Stored dataset items
┏━━

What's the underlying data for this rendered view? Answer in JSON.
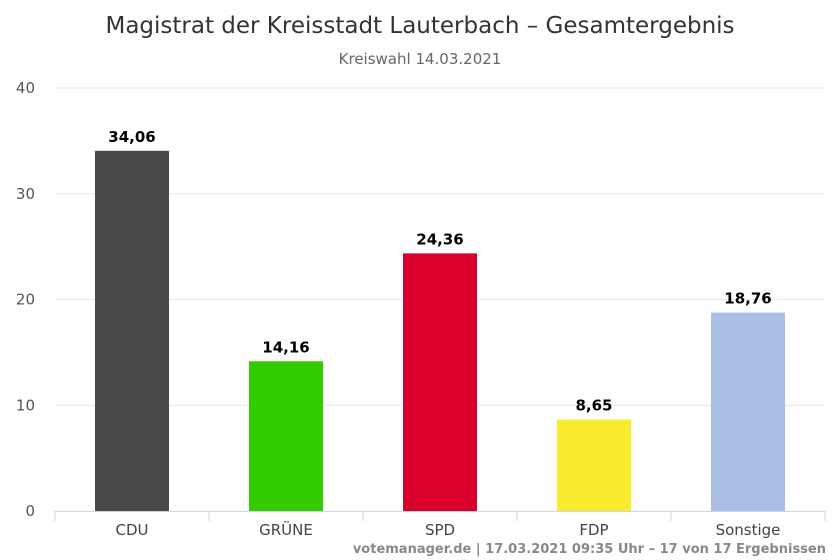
{
  "chart_data": {
    "type": "bar",
    "title": "Magistrat der Kreisstadt Lauterbach – Gesamtergebnis",
    "subtitle": "Kreiswahl 14.03.2021",
    "categories": [
      "CDU",
      "GRÜNE",
      "SPD",
      "FDP",
      "Sonstige"
    ],
    "values": [
      34.06,
      14.16,
      24.36,
      8.65,
      18.76
    ],
    "value_labels": [
      "34,06",
      "14,16",
      "24,36",
      "8,65",
      "18,76"
    ],
    "colors": [
      "#484848",
      "#33cc00",
      "#d9002b",
      "#f9ec2f",
      "#a8bee4"
    ],
    "ylim": [
      0,
      40
    ],
    "yticks": [
      "0",
      "10",
      "20",
      "30",
      "40"
    ],
    "xlabel": "",
    "ylabel": "",
    "grid": true,
    "legend": "none"
  },
  "credit": "votemanager.de | 17.03.2021 09:35 Uhr – 17 von 17 Ergebnissen"
}
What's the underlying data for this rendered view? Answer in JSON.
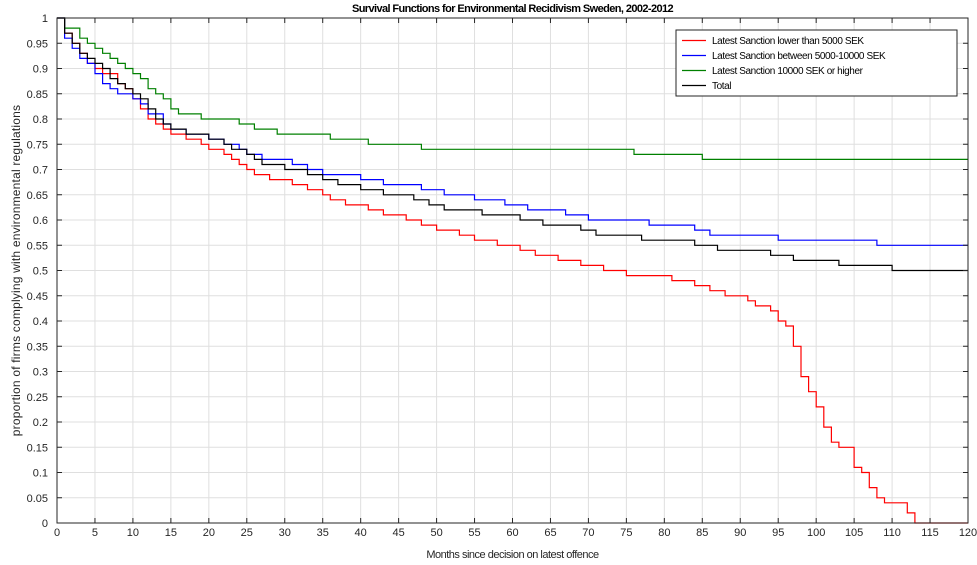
{
  "chart_data": {
    "type": "line",
    "title": "Survival Functions for Environmental Recidivism Sweden, 2002-2012",
    "xlabel": "Months since decision on latest offence",
    "ylabel": "proportion of firms complying with environmental regulations",
    "xlim": [
      0,
      120
    ],
    "ylim": [
      0,
      1
    ],
    "xticks": [
      "0",
      "5",
      "10",
      "15",
      "20",
      "25",
      "30",
      "35",
      "40",
      "45",
      "50",
      "55",
      "60",
      "65",
      "70",
      "75",
      "80",
      "85",
      "90",
      "95",
      "100",
      "105",
      "110",
      "115",
      "120"
    ],
    "yticks": [
      "0",
      "0.05",
      "0.1",
      "0.15",
      "0.2",
      "0.25",
      "0.3",
      "0.35",
      "0.4",
      "0.45",
      "0.5",
      "0.55",
      "0.6",
      "0.65",
      "0.7",
      "0.75",
      "0.8",
      "0.85",
      "0.9",
      "0.95",
      "1"
    ],
    "grid": true,
    "legend_position": "top-right",
    "series": [
      {
        "name": "Latest Sanction lower than 5000 SEK",
        "color": "#ff0000",
        "step": true,
        "points": [
          [
            0,
            1
          ],
          [
            1,
            0.97
          ],
          [
            2,
            0.95
          ],
          [
            3,
            0.93
          ],
          [
            4,
            0.91
          ],
          [
            5,
            0.9
          ],
          [
            6,
            0.89
          ],
          [
            8,
            0.87
          ],
          [
            9,
            0.86
          ],
          [
            10,
            0.84
          ],
          [
            11,
            0.82
          ],
          [
            12,
            0.8
          ],
          [
            13,
            0.79
          ],
          [
            14,
            0.78
          ],
          [
            15,
            0.77
          ],
          [
            17,
            0.76
          ],
          [
            19,
            0.75
          ],
          [
            20,
            0.74
          ],
          [
            22,
            0.73
          ],
          [
            23,
            0.72
          ],
          [
            24,
            0.71
          ],
          [
            25,
            0.7
          ],
          [
            26,
            0.69
          ],
          [
            28,
            0.68
          ],
          [
            31,
            0.67
          ],
          [
            33,
            0.66
          ],
          [
            35,
            0.65
          ],
          [
            36,
            0.64
          ],
          [
            38,
            0.63
          ],
          [
            41,
            0.62
          ],
          [
            43,
            0.61
          ],
          [
            46,
            0.6
          ],
          [
            48,
            0.59
          ],
          [
            50,
            0.58
          ],
          [
            53,
            0.57
          ],
          [
            55,
            0.56
          ],
          [
            58,
            0.55
          ],
          [
            61,
            0.54
          ],
          [
            63,
            0.53
          ],
          [
            66,
            0.52
          ],
          [
            69,
            0.51
          ],
          [
            72,
            0.5
          ],
          [
            75,
            0.49
          ],
          [
            81,
            0.48
          ],
          [
            84,
            0.47
          ],
          [
            86,
            0.46
          ],
          [
            88,
            0.45
          ],
          [
            91,
            0.44
          ],
          [
            92,
            0.43
          ],
          [
            94,
            0.42
          ],
          [
            95,
            0.4
          ],
          [
            96,
            0.39
          ],
          [
            97,
            0.35
          ],
          [
            98,
            0.29
          ],
          [
            99,
            0.26
          ],
          [
            100,
            0.23
          ],
          [
            101,
            0.19
          ],
          [
            102,
            0.16
          ],
          [
            103,
            0.15
          ],
          [
            105,
            0.11
          ],
          [
            106,
            0.1
          ],
          [
            107,
            0.07
          ],
          [
            108,
            0.05
          ],
          [
            109,
            0.04
          ],
          [
            112,
            0.02
          ],
          [
            113,
            0
          ],
          [
            120,
            0
          ]
        ]
      },
      {
        "name": "Latest Sanction between 5000-10000 SEK",
        "color": "#0000ff",
        "step": true,
        "points": [
          [
            0,
            1
          ],
          [
            1,
            0.96
          ],
          [
            2,
            0.94
          ],
          [
            3,
            0.92
          ],
          [
            4,
            0.91
          ],
          [
            5,
            0.89
          ],
          [
            6,
            0.87
          ],
          [
            7,
            0.86
          ],
          [
            8,
            0.85
          ],
          [
            10,
            0.84
          ],
          [
            11,
            0.83
          ],
          [
            12,
            0.81
          ],
          [
            14,
            0.79
          ],
          [
            15,
            0.78
          ],
          [
            17,
            0.77
          ],
          [
            20,
            0.76
          ],
          [
            22,
            0.75
          ],
          [
            24,
            0.74
          ],
          [
            25,
            0.73
          ],
          [
            27,
            0.72
          ],
          [
            31,
            0.71
          ],
          [
            33,
            0.7
          ],
          [
            35,
            0.69
          ],
          [
            40,
            0.68
          ],
          [
            43,
            0.67
          ],
          [
            48,
            0.66
          ],
          [
            51,
            0.65
          ],
          [
            55,
            0.64
          ],
          [
            59,
            0.63
          ],
          [
            62,
            0.62
          ],
          [
            67,
            0.61
          ],
          [
            70,
            0.6
          ],
          [
            78,
            0.59
          ],
          [
            84,
            0.58
          ],
          [
            86,
            0.57
          ],
          [
            95,
            0.56
          ],
          [
            108,
            0.55
          ],
          [
            120,
            0.55
          ]
        ]
      },
      {
        "name": "Latest Sanction 10000 SEK or higher",
        "color": "#008000",
        "step": true,
        "points": [
          [
            0,
            1
          ],
          [
            1,
            0.98
          ],
          [
            2,
            0.98
          ],
          [
            3,
            0.96
          ],
          [
            4,
            0.95
          ],
          [
            5,
            0.94
          ],
          [
            6,
            0.93
          ],
          [
            7,
            0.92
          ],
          [
            8,
            0.91
          ],
          [
            9,
            0.9
          ],
          [
            10,
            0.89
          ],
          [
            11,
            0.88
          ],
          [
            12,
            0.86
          ],
          [
            13,
            0.85
          ],
          [
            14,
            0.84
          ],
          [
            15,
            0.82
          ],
          [
            16,
            0.81
          ],
          [
            18,
            0.81
          ],
          [
            19,
            0.8
          ],
          [
            23,
            0.8
          ],
          [
            24,
            0.79
          ],
          [
            26,
            0.78
          ],
          [
            28,
            0.78
          ],
          [
            29,
            0.77
          ],
          [
            35,
            0.77
          ],
          [
            36,
            0.76
          ],
          [
            40,
            0.76
          ],
          [
            41,
            0.75
          ],
          [
            47,
            0.75
          ],
          [
            48,
            0.74
          ],
          [
            75,
            0.74
          ],
          [
            76,
            0.73
          ],
          [
            84,
            0.73
          ],
          [
            85,
            0.72
          ],
          [
            120,
            0.72
          ]
        ]
      },
      {
        "name": "Total",
        "color": "#000000",
        "step": true,
        "points": [
          [
            0,
            1
          ],
          [
            1,
            0.97
          ],
          [
            2,
            0.95
          ],
          [
            3,
            0.93
          ],
          [
            4,
            0.92
          ],
          [
            5,
            0.91
          ],
          [
            6,
            0.9
          ],
          [
            7,
            0.88
          ],
          [
            8,
            0.87
          ],
          [
            9,
            0.86
          ],
          [
            10,
            0.85
          ],
          [
            11,
            0.84
          ],
          [
            12,
            0.82
          ],
          [
            13,
            0.8
          ],
          [
            14,
            0.79
          ],
          [
            15,
            0.78
          ],
          [
            17,
            0.77
          ],
          [
            19,
            0.77
          ],
          [
            20,
            0.76
          ],
          [
            22,
            0.75
          ],
          [
            23,
            0.74
          ],
          [
            25,
            0.73
          ],
          [
            26,
            0.72
          ],
          [
            27,
            0.71
          ],
          [
            29,
            0.71
          ],
          [
            30,
            0.7
          ],
          [
            32,
            0.7
          ],
          [
            33,
            0.69
          ],
          [
            35,
            0.68
          ],
          [
            37,
            0.67
          ],
          [
            40,
            0.66
          ],
          [
            43,
            0.65
          ],
          [
            47,
            0.64
          ],
          [
            49,
            0.63
          ],
          [
            51,
            0.62
          ],
          [
            56,
            0.61
          ],
          [
            61,
            0.6
          ],
          [
            64,
            0.59
          ],
          [
            69,
            0.58
          ],
          [
            71,
            0.57
          ],
          [
            77,
            0.56
          ],
          [
            84,
            0.55
          ],
          [
            87,
            0.54
          ],
          [
            94,
            0.53
          ],
          [
            97,
            0.52
          ],
          [
            103,
            0.51
          ],
          [
            110,
            0.5
          ],
          [
            120,
            0.5
          ]
        ]
      }
    ]
  }
}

┗━━

**PROBLEM DETAILS:** In the records, locate each line holding the string "Sanction" and copy it.

**WRITTEN SOLUTION:**
        "name": "Latest Sanction lower than 5000 SEK",
        "name": "Latest Sanction between 5000-10000 SEK",
        "name": "Latest Sanction 10000 SEK or higher",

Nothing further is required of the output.